# START OF MATERIAL PROVIDED

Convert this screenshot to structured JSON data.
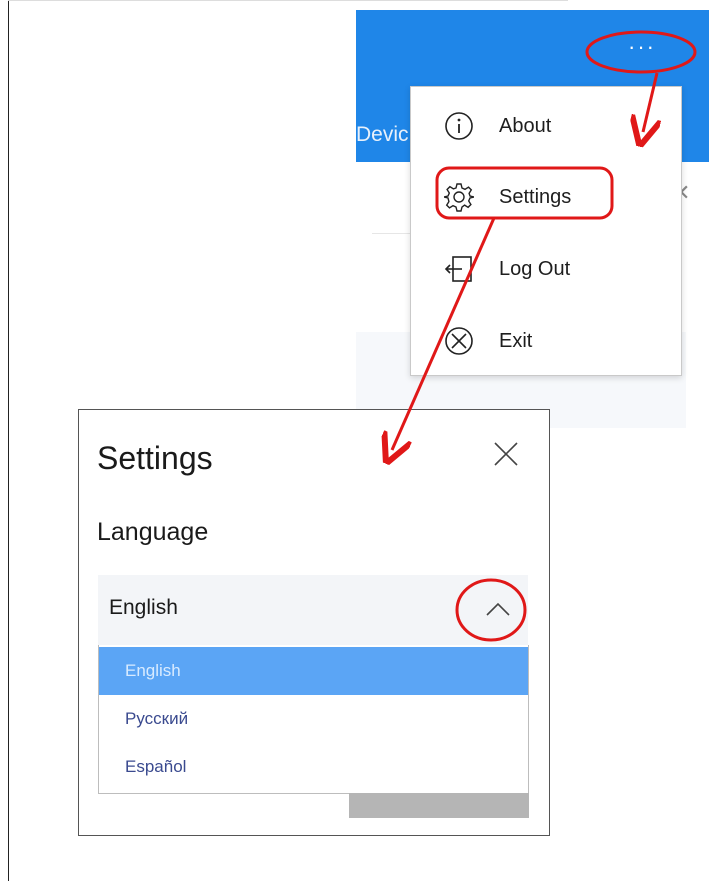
{
  "header": {
    "text": "Devic",
    "more_label": "···",
    "accent_color": "#1f86e8"
  },
  "menu": {
    "items": [
      {
        "label": "About",
        "icon": "info-icon"
      },
      {
        "label": "Settings",
        "icon": "gear-icon"
      },
      {
        "label": "Log Out",
        "icon": "logout-icon"
      },
      {
        "label": "Exit",
        "icon": "exit-circle-x-icon"
      }
    ]
  },
  "dialog": {
    "title": "Settings",
    "language_label": "Language",
    "selected_value": "English",
    "options": [
      {
        "label": "English",
        "selected": true
      },
      {
        "label": "Русский",
        "selected": false
      },
      {
        "label": "Español",
        "selected": false
      }
    ],
    "highlight_color": "#5ba5f5"
  },
  "annotation": {
    "color": "#e01818"
  }
}
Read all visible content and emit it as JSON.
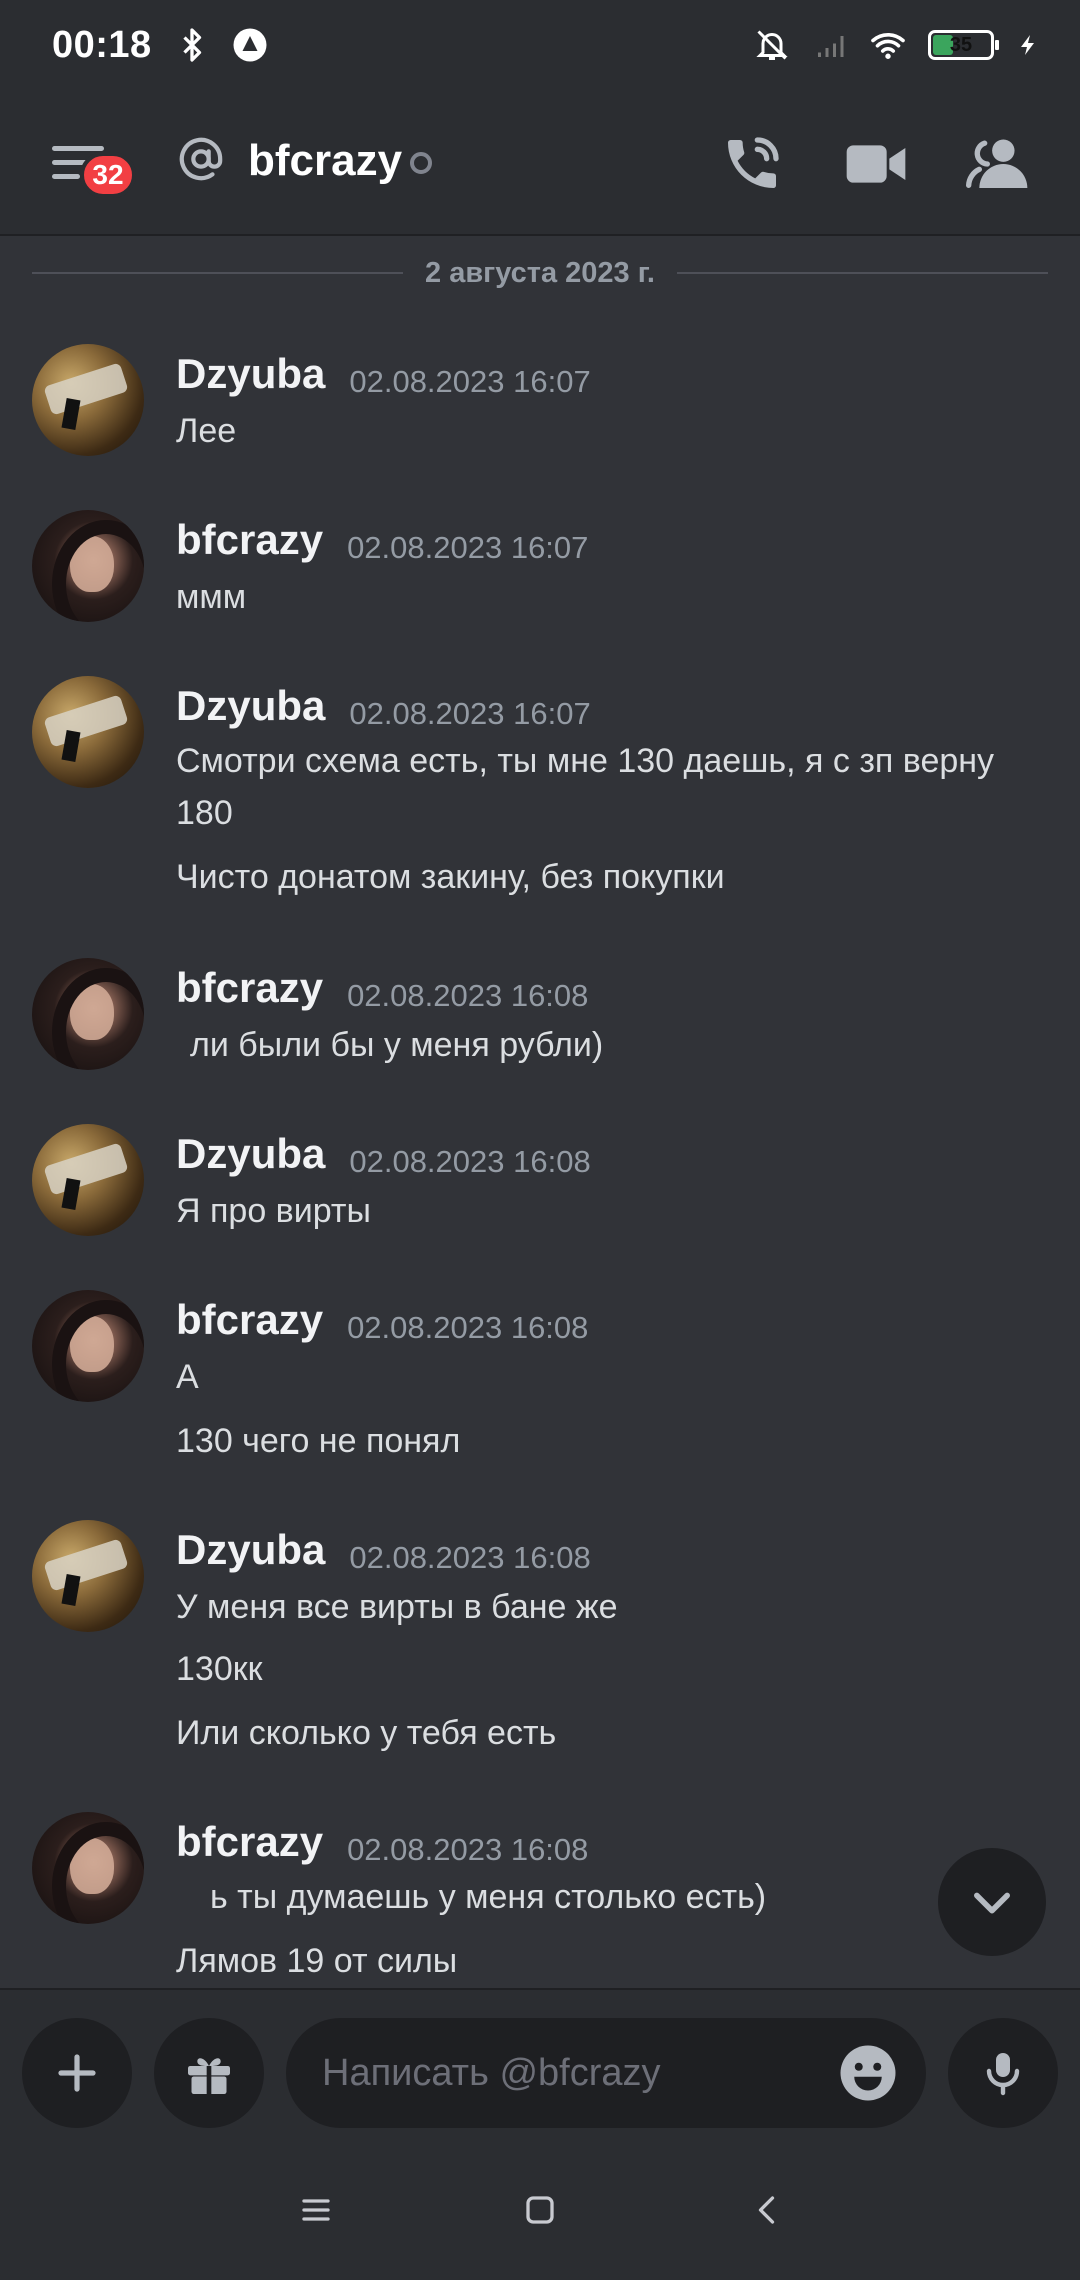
{
  "status_bar": {
    "time": "00:18",
    "battery_level": "35",
    "icons": [
      "bluetooth-icon",
      "vpn-icon",
      "mute-icon",
      "signal-icon",
      "wifi-icon",
      "battery-icon",
      "charging-icon"
    ]
  },
  "header": {
    "unread_badge": "32",
    "channel_name": "bfcrazy",
    "icons": [
      "menu-icon",
      "at-icon",
      "call-icon",
      "video-icon",
      "members-icon"
    ]
  },
  "date_divider": "2 августа 2023 г.",
  "messages": [
    {
      "author": "Dzyuba",
      "timestamp": "02.08.2023 16:07",
      "lines": [
        "Лее"
      ]
    },
    {
      "author": "bfcrazy",
      "timestamp": "02.08.2023 16:07",
      "lines": [
        "ммм"
      ]
    },
    {
      "author": "Dzyuba",
      "timestamp": "02.08.2023 16:07",
      "lines": [
        "Смотри схема есть, ты мне 130 даешь, я с зп верну",
        "180",
        "Чисто донатом закину, без покупки"
      ]
    },
    {
      "author": "bfcrazy",
      "timestamp": "02.08.2023 16:08",
      "lines": [
        "ли были бы у меня рубли)"
      ]
    },
    {
      "author": "Dzyuba",
      "timestamp": "02.08.2023 16:08",
      "lines": [
        "Я про вирты"
      ]
    },
    {
      "author": "bfcrazy",
      "timestamp": "02.08.2023 16:08",
      "lines": [
        "А",
        "130 чего не понял"
      ]
    },
    {
      "author": "Dzyuba",
      "timestamp": "02.08.2023 16:08",
      "lines": [
        "У меня все вирты в бане же",
        "130кк",
        "Или сколько у тебя есть"
      ]
    },
    {
      "author": "bfcrazy",
      "timestamp": "02.08.2023 16:08",
      "lines": [
        "ь ты думаешь у меня столько есть)",
        "Лямов 19 от силы"
      ]
    }
  ],
  "composer": {
    "placeholder": "Написать @bfcrazy",
    "icons": [
      "plus-icon",
      "gift-icon",
      "emoji-icon",
      "microphone-icon"
    ]
  },
  "colors": {
    "background": "#313338",
    "header_bg": "#2b2d31",
    "badge": "#f23f43",
    "timestamp": "#949ba4",
    "text": "#dbdee1"
  }
}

# END OF MATERIAL PROVIDED

— SHORT PROBLEM —
Reproduce the full listing faithfully, but do not carry over any pictures.

— TASK RESULT —
Convert this screenshot to structured JSON data.
{
  "header": {
    "text": "Devic",
    "more_label": "···",
    "accent_color": "#1f86e8"
  },
  "menu": {
    "items": [
      {
        "label": "About",
        "icon": "info-icon"
      },
      {
        "label": "Settings",
        "icon": "gear-icon"
      },
      {
        "label": "Log Out",
        "icon": "logout-icon"
      },
      {
        "label": "Exit",
        "icon": "exit-circle-x-icon"
      }
    ]
  },
  "dialog": {
    "title": "Settings",
    "language_label": "Language",
    "selected_value": "English",
    "options": [
      {
        "label": "English",
        "selected": true
      },
      {
        "label": "Русский",
        "selected": false
      },
      {
        "label": "Español",
        "selected": false
      }
    ],
    "highlight_color": "#5ba5f5"
  },
  "annotation": {
    "color": "#e01818"
  }
}
Read all visible content and emit it as JSON.
{
  "status_bar": {
    "time": "00:18",
    "battery_level": "35",
    "icons": [
      "bluetooth-icon",
      "vpn-icon",
      "mute-icon",
      "signal-icon",
      "wifi-icon",
      "battery-icon",
      "charging-icon"
    ]
  },
  "header": {
    "unread_badge": "32",
    "channel_name": "bfcrazy",
    "icons": [
      "menu-icon",
      "at-icon",
      "call-icon",
      "video-icon",
      "members-icon"
    ]
  },
  "date_divider": "2 августа 2023 г.",
  "messages": [
    {
      "author": "Dzyuba",
      "timestamp": "02.08.2023 16:07",
      "lines": [
        "Лее"
      ]
    },
    {
      "author": "bfcrazy",
      "timestamp": "02.08.2023 16:07",
      "lines": [
        "ммм"
      ]
    },
    {
      "author": "Dzyuba",
      "timestamp": "02.08.2023 16:07",
      "lines": [
        "Смотри схема есть, ты мне 130 даешь, я с зп верну",
        "180",
        "Чисто донатом закину, без покупки"
      ]
    },
    {
      "author": "bfcrazy",
      "timestamp": "02.08.2023 16:08",
      "lines": [
        "ли были бы у меня рубли)"
      ]
    },
    {
      "author": "Dzyuba",
      "timestamp": "02.08.2023 16:08",
      "lines": [
        "Я про вирты"
      ]
    },
    {
      "author": "bfcrazy",
      "timestamp": "02.08.2023 16:08",
      "lines": [
        "А",
        "130 чего не понял"
      ]
    },
    {
      "author": "Dzyuba",
      "timestamp": "02.08.2023 16:08",
      "lines": [
        "У меня все вирты в бане же",
        "130кк",
        "Или сколько у тебя есть"
      ]
    },
    {
      "author": "bfcrazy",
      "timestamp": "02.08.2023 16:08",
      "lines": [
        "ь ты думаешь у меня столько есть)",
        "Лямов 19 от силы"
      ]
    }
  ],
  "composer": {
    "placeholder": "Написать @bfcrazy",
    "icons": [
      "plus-icon",
      "gift-icon",
      "emoji-icon",
      "microphone-icon"
    ]
  },
  "colors": {
    "background": "#313338",
    "header_bg": "#2b2d31",
    "badge": "#f23f43",
    "timestamp": "#949ba4",
    "text": "#dbdee1"
  }
}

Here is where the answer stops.